GIVEN PROBLEM –
Skip every image and restate the data word for word.

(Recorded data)
'''

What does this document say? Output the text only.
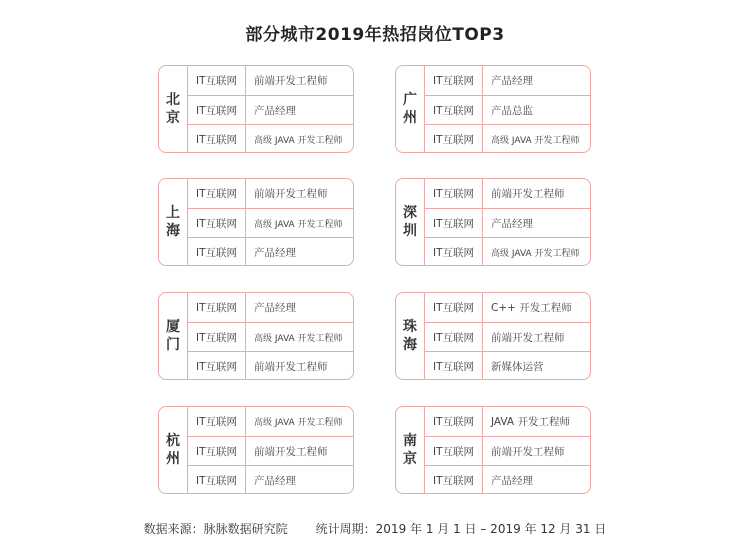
部分城市2019年热招岗位TOP3
北
京
IT互联网	前端开发工程师
IT互联网	产品经理
IT互联网	高级 JAVA 开发工程师
广
州
IT互联网	产品经理
IT互联网	产品总监
IT互联网	高级 JAVA 开发工程师
上
海
IT互联网	前端开发工程师
IT互联网	高级 JAVA 开发工程师
IT互联网	产品经理
深
圳
IT互联网	前端开发工程师
IT互联网	产品经理
IT互联网	高级 JAVA 开发工程师
厦
门
IT互联网	产品经理
IT互联网	高级 JAVA 开发工程师
IT互联网	前端开发工程师
珠
海
IT互联网	C++ 开发工程师
IT互联网	前端开发工程师
IT互联网	新媒体运营
杭
州
IT互联网	高级 JAVA 开发工程师
IT互联网	前端开发工程师
IT互联网	产品经理
南
京
IT互联网	JAVA 开发工程师
IT互联网	前端开发工程师
IT互联网	产品经理
数据来源：脉脉数据研究院 统计周期：2019 年 1 月 1 日 – 2019 年 12 月 31 日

'''

TASK RESPONSE –
What does this document say? Output the text only.
部分城市2019年热招岗位TOP3
北
京
IT互联网	前端开发工程师
IT互联网	产品经理
IT互联网	高级 JAVA 开发工程师
广
州
IT互联网	产品经理
IT互联网	产品总监
IT互联网	高级 JAVA 开发工程师
上
海
IT互联网	前端开发工程师
IT互联网	高级 JAVA 开发工程师
IT互联网	产品经理
深
圳
IT互联网	前端开发工程师
IT互联网	产品经理
IT互联网	高级 JAVA 开发工程师
厦
门
IT互联网	产品经理
IT互联网	高级 JAVA 开发工程师
IT互联网	前端开发工程师
珠
海
IT互联网	C++ 开发工程师
IT互联网	前端开发工程师
IT互联网	新媒体运营
杭
州
IT互联网	高级 JAVA 开发工程师
IT互联网	前端开发工程师
IT互联网	产品经理
南
京
IT互联网	JAVA 开发工程师
IT互联网	前端开发工程师
IT互联网	产品经理
数据来源：脉脉数据研究院 统计周期：2019 年 1 月 1 日 – 2019 年 12 月 31 日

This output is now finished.